(The task) Exclude the pictures, then quote exactly the lines from the one holding "Read all visible content and emit it as JSON." through the last line of the records.

⟨

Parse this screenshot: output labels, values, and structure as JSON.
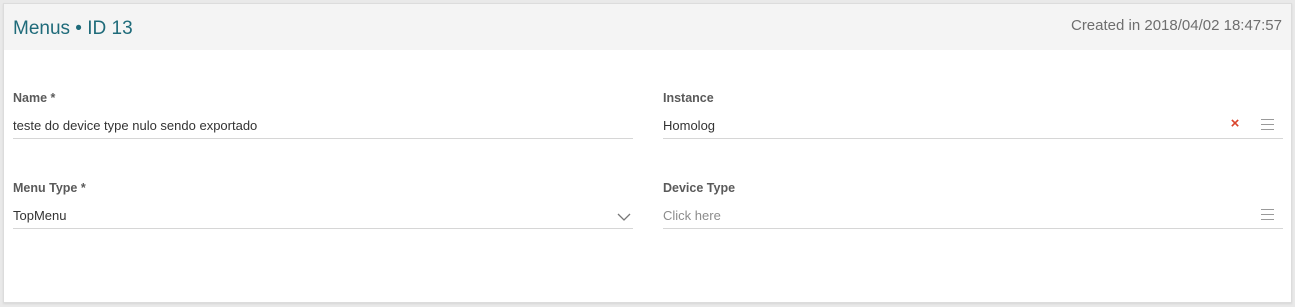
{
  "header": {
    "title": "Menus • ID 13",
    "created": "Created in 2018/04/02 18:47:57"
  },
  "form": {
    "name": {
      "label": "Name *",
      "value": "teste do device type nulo sendo exportado"
    },
    "instance": {
      "label": "Instance",
      "value": "Homolog",
      "clear_glyph": "×"
    },
    "menu_type": {
      "label": "Menu Type *",
      "value": "TopMenu"
    },
    "device_type": {
      "label": "Device Type",
      "placeholder": "Click here"
    }
  },
  "icons": {
    "clear": "close-icon",
    "list": "list-icon",
    "dropdown": "chevron-down-icon"
  },
  "colors": {
    "title": "#1f6b7a",
    "header_bg": "#f4f4f4",
    "clear_icon": "#d9442c",
    "label": "#5a5a5a"
  }
}
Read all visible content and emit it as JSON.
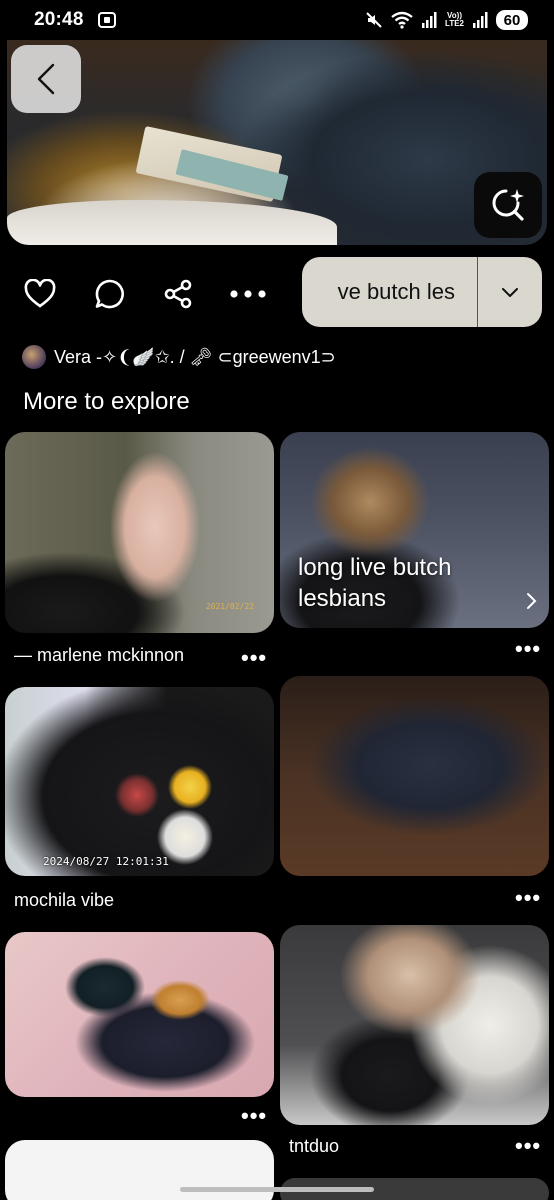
{
  "status_bar": {
    "time": "20:48",
    "volte_top": "Vo))",
    "volte_bottom": "LTE2",
    "battery": "60"
  },
  "hero": {
    "back_label": "Back",
    "lens_label": "Visual search"
  },
  "actions": {
    "board_name": "long live butch lesbians",
    "board_name_visible": "ve butch les"
  },
  "creator": {
    "name": "Vera -✧❨🪽✩. / 🗝 ⊂greewenv1⊃"
  },
  "section": {
    "title": "More to explore"
  },
  "pins": [
    {
      "caption": "— marlene mckinnon",
      "date_stamp": "2021/02/22"
    },
    {
      "overlay_title_line1": "long live butch",
      "overlay_title_line2": "lesbians"
    },
    {
      "caption": "mochila vibe",
      "date_stamp": "2024/08/27  12:01:31"
    },
    {
      "caption": ""
    },
    {
      "caption": ""
    },
    {
      "caption": "tntduo"
    }
  ],
  "more_label": "•••",
  "icons": {
    "back": "chevron-left-icon",
    "lens": "visual-search-icon",
    "like": "heart-icon",
    "comment": "comment-icon",
    "share": "share-icon",
    "more": "more-icon",
    "board_dropdown": "chevron-down-icon"
  }
}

⟩

(Result of the task)
Read all visible content and emit it as JSON.
{
  "status_bar": {
    "time": "20:48",
    "volte_top": "Vo))",
    "volte_bottom": "LTE2",
    "battery": "60"
  },
  "hero": {
    "back_label": "Back",
    "lens_label": "Visual search"
  },
  "actions": {
    "board_name": "long live butch lesbians",
    "board_name_visible": "ve butch les"
  },
  "creator": {
    "name": "Vera -✧❨🪽✩. / 🗝 ⊂greewenv1⊃"
  },
  "section": {
    "title": "More to explore"
  },
  "pins": [
    {
      "caption": "— marlene mckinnon",
      "date_stamp": "2021/02/22"
    },
    {
      "overlay_title_line1": "long live butch",
      "overlay_title_line2": "lesbians"
    },
    {
      "caption": "mochila vibe",
      "date_stamp": "2024/08/27  12:01:31"
    },
    {
      "caption": ""
    },
    {
      "caption": ""
    },
    {
      "caption": "tntduo"
    }
  ],
  "more_label": "•••",
  "icons": {
    "back": "chevron-left-icon",
    "lens": "visual-search-icon",
    "like": "heart-icon",
    "comment": "comment-icon",
    "share": "share-icon",
    "more": "more-icon",
    "board_dropdown": "chevron-down-icon"
  }
}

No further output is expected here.